— DIRECTION —
Continue the forum thread about Mahinmi missing the Summer League team, picking up after its last post.

— SOURCE EXTRACT —
################

# Mahinmi won't be on Summer League Team



## KokoTheMonkey (Aug 4, 2003)

http://www.mysanantonio.com/sports/...070305.7C.BKNspurs.summerleague.2e882288.html 



> Mahinmi to forego summer
> Web Posted: 07/03/2005 12:00 AM CDT
> 
> Mike Monroe
> ...



There's actually several familiar players in that list: Jamal Sampson, B.J. Elder, Marcus Haislip, Britton Johnson, Justin Hamilton, and Andre Barrett.


----------



## TiMVP2 (Jun 19, 2003)

Damn,thats a very nice summer team.


----------



## kamego (Dec 29, 2003)

Josh Asselin, a 6-11 forward from the University of Michigan who played in the Spanish pro league last season. 


Yeah boy! That's my dawg. He has no chance of making the league lol Was a great college pitcher though


----------



## texan (Jul 10, 2003)

I wanted BJ Elder in the 2nd Round. I know we didn't have a second round pick, but I wanted to acquire one or pick this guy up in free agency. Its doubtful he makes our roster, but he is a good shooter and fits the type of player we want on our team.


----------



## ballstorm (Nov 30, 2003)

Starosta has played in france the last few years . He will still play there next year in Strasbourg . He has decent hands but is terrible in defense . It is safe to say that he will never play in the league .


----------



## TheRoc5 (Mar 1, 2005)

i like this guy hes alot like mike wilks with a better shot.(Andre Barrett)
also anyone read the paper i dont know if its a rumor or what but it says we might try to trade beno and sign a vertern pg to help parker more


----------



## KokoTheMonkey (Aug 4, 2003)

Here's an updated list of the Summer League team that begins July 15th:



Josh Asselin F/C (6-11, 230) 12/24/78 Michigan ’01 R
Andre Barrett G (5-10, 173) 02/21/82 Seton Hall ’04 1
Kendall Dartez F/C (6-10, 225)12/01/80 Louisville ’04 R
Kyle Davis F (6-10, 235) 06/03/82 Auburn ’04 R
B.J. Elder G/F (6-4, 218) 09/04/80 Georgia Tech ’05 R
Justin Hamilton G (6-3, 225) 12/19/80 Florida ’03 R
Britton Johnson F (6-10, 210) 07/08/78 Utah ’03 1
Jamal Sampson F/C (6-11, 258) 05/15/83 California ’02 2
Melvin Sanders G/F(6-5, 210) 01/03/81 Okl. State ’03 R
Luke Schenscher C (7-1, 250) 12/31/81 Georgia Tech ’05 R
Ondrej Starosta C (7-1, 255) 05/28/79 France R
Billy Thomas G (6-5, 218) 12/23/75 Kansas ’98 


Pretty much the same guys but there are at least a few new names on there.


----------



## sheefo13 (Jul 13, 2002)

No Udrih?


----------



## KokoTheMonkey (Aug 4, 2003)

sheefo13 said:


> No Udrih?


From what I understand he is playing with the Slovanian team overseas.

################

— PROVIDED DATA —
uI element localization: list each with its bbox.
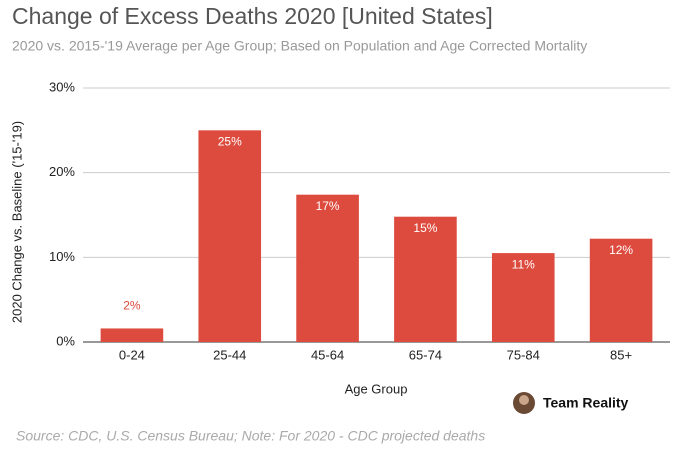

################

— WRITTEN RESPONSE —
----------



## TheRoc5 (Mar 1, 2005)

i guess that says wilks wont be with us next yr either


----------



## KokoTheMonkey (Aug 4, 2003)

TheRoc5 said:


> i guess that says wilks wont be with us next yr either


What says that?


----------



## TheRoc5 (Mar 1, 2005)

KokoTheMonkey said:


> What says that?


well usally the rookies or guys who dont play alot are on the summer league, and hes not
plus theres been lots of rumors that we will not resign, any of our free agents besides horry(already did) and brown.


----------



## KokoTheMonkey (Aug 4, 2003)

TheRoc5 said:


> well usally the rookies or guys who dont play alot are on the summer league, and hes not
> plus theres been lots of rumors that we will not resign, any of our free agents besides horry(already did) and brown.



Wilks is like 25-26 years old, and he's a veteran. Sure, he hasn't played a lot in his career, but guys like him usually don't take part in Summer Leagues.


----------



## knicks4567 (Jun 25, 2005)

justin hamilton will make a team this year.


----------



## TheRoc5 (Mar 1, 2005)

knicks4567 said:


> justin hamilton will make a team this year.


any relation to rip?


----------



## Matiz (Jun 5, 2003)

KokoTheMonkey said:


> From what I understand he is playing with the Slovanian team overseas.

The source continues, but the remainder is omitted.